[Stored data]

━━━━

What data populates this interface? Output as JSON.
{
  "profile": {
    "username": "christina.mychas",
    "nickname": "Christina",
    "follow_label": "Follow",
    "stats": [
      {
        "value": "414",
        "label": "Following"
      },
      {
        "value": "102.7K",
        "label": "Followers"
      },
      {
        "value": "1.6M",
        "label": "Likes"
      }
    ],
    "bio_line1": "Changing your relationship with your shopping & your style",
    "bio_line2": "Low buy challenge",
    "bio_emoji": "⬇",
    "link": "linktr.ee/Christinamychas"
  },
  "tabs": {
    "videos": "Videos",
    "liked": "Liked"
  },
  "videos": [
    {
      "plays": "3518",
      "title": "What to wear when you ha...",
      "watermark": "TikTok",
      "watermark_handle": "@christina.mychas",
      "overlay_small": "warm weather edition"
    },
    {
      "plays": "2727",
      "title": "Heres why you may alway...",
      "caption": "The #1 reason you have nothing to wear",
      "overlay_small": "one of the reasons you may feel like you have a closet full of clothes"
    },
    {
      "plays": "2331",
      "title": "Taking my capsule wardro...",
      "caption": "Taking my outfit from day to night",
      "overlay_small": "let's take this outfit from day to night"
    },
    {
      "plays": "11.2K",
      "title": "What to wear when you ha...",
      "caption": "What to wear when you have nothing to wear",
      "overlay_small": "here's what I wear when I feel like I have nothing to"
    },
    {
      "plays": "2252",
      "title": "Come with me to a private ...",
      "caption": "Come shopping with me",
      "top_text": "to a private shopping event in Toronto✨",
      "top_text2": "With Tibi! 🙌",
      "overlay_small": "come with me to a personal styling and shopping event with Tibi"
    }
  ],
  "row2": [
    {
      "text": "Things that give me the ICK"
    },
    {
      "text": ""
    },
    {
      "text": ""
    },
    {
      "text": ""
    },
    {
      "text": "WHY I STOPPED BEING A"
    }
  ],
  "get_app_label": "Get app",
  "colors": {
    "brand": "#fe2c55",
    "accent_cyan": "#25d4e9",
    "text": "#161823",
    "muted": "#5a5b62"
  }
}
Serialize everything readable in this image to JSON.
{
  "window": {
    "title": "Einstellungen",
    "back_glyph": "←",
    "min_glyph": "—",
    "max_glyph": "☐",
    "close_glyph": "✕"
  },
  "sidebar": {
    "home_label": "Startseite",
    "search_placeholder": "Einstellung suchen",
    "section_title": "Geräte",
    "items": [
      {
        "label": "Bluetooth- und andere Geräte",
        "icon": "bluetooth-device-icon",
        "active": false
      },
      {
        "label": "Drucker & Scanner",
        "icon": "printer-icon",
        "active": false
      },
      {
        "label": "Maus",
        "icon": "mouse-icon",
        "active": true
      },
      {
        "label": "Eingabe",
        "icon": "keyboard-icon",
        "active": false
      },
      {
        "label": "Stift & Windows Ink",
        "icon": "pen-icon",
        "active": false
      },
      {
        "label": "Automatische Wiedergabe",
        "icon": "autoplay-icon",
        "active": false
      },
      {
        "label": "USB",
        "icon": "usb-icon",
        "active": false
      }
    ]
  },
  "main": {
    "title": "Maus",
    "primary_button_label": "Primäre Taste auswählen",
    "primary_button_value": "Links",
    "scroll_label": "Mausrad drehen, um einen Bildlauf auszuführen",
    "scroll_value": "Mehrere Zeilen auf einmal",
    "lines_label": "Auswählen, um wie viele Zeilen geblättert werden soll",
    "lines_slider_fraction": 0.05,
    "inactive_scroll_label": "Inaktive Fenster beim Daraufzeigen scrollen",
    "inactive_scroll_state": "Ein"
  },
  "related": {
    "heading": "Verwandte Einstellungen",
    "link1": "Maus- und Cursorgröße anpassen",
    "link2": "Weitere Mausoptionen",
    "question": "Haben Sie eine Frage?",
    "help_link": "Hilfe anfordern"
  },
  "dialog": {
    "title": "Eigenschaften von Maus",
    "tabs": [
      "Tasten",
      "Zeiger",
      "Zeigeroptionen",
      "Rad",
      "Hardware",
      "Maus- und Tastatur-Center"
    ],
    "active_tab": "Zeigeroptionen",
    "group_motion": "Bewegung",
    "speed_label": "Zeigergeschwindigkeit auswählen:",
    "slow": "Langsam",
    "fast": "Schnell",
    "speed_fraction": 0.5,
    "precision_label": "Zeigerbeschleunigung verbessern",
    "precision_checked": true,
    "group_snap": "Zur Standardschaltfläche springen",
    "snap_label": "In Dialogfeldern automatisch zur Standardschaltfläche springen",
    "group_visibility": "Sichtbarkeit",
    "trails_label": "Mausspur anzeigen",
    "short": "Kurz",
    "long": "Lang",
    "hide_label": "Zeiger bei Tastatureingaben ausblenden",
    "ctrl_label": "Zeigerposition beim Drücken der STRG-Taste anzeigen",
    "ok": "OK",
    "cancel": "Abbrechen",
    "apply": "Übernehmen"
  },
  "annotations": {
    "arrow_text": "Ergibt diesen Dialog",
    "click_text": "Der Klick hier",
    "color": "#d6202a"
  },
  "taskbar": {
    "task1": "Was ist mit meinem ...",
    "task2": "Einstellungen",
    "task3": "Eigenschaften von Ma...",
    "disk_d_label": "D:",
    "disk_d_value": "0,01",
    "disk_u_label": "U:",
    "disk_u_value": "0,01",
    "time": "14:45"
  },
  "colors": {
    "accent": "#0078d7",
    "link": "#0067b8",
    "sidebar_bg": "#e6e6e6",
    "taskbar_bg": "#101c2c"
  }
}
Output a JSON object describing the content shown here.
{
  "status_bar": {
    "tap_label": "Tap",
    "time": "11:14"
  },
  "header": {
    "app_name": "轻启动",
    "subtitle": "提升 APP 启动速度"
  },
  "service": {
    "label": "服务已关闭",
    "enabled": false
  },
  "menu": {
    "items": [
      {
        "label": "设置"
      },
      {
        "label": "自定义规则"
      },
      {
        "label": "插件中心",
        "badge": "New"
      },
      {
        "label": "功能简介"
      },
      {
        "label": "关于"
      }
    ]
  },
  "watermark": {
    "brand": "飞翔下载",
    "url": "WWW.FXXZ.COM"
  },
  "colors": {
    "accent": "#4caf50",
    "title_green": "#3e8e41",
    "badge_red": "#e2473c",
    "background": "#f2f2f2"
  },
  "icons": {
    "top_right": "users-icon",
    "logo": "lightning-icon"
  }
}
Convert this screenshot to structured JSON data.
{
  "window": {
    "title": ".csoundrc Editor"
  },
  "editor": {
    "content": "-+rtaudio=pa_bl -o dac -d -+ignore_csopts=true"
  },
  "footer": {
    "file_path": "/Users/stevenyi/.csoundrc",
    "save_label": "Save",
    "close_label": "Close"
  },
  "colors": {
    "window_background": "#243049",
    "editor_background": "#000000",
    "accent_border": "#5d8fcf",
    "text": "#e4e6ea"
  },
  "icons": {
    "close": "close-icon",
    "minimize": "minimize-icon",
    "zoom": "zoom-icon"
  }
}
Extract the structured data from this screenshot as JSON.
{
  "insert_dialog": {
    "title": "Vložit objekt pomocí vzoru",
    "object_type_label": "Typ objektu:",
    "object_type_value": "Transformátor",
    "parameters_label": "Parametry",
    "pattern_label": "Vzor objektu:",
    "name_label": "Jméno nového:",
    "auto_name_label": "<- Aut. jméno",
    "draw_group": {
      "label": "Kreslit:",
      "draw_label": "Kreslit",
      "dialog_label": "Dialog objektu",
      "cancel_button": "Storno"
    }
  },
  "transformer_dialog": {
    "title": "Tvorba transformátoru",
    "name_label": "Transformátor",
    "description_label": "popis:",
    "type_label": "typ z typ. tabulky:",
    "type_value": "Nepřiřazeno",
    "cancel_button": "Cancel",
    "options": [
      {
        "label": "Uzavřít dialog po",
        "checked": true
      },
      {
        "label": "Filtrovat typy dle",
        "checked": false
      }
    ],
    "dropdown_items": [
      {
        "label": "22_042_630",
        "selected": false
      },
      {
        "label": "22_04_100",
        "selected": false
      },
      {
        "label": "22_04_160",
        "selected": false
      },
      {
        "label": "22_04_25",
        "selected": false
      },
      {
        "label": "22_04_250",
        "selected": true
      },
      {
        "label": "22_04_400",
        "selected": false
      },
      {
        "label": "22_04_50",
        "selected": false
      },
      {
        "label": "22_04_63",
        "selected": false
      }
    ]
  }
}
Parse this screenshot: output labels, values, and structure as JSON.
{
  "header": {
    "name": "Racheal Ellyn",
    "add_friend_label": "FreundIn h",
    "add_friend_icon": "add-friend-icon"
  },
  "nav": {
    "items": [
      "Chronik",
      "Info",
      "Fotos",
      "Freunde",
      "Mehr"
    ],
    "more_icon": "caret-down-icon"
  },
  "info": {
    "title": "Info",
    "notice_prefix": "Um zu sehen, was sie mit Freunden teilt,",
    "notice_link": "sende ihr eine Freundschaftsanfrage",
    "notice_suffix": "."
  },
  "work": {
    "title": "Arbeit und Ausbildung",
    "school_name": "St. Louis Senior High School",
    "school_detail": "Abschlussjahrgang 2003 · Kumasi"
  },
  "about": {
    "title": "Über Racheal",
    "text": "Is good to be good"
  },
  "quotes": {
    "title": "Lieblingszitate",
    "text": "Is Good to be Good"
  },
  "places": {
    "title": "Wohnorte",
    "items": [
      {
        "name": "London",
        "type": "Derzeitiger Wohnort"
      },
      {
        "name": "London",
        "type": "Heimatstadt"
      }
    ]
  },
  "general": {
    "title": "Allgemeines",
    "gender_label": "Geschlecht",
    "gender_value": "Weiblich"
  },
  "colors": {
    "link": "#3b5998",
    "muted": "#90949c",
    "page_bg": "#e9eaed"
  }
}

━━━━

Find "Standardschaltfläche". Copy every line it occurs in.

__Completed task__.
    "group_snap": "Zur Standardschaltfläche springen",
    "snap_label": "In Dialogfeldern automatisch zur Standardschaltfläche springen",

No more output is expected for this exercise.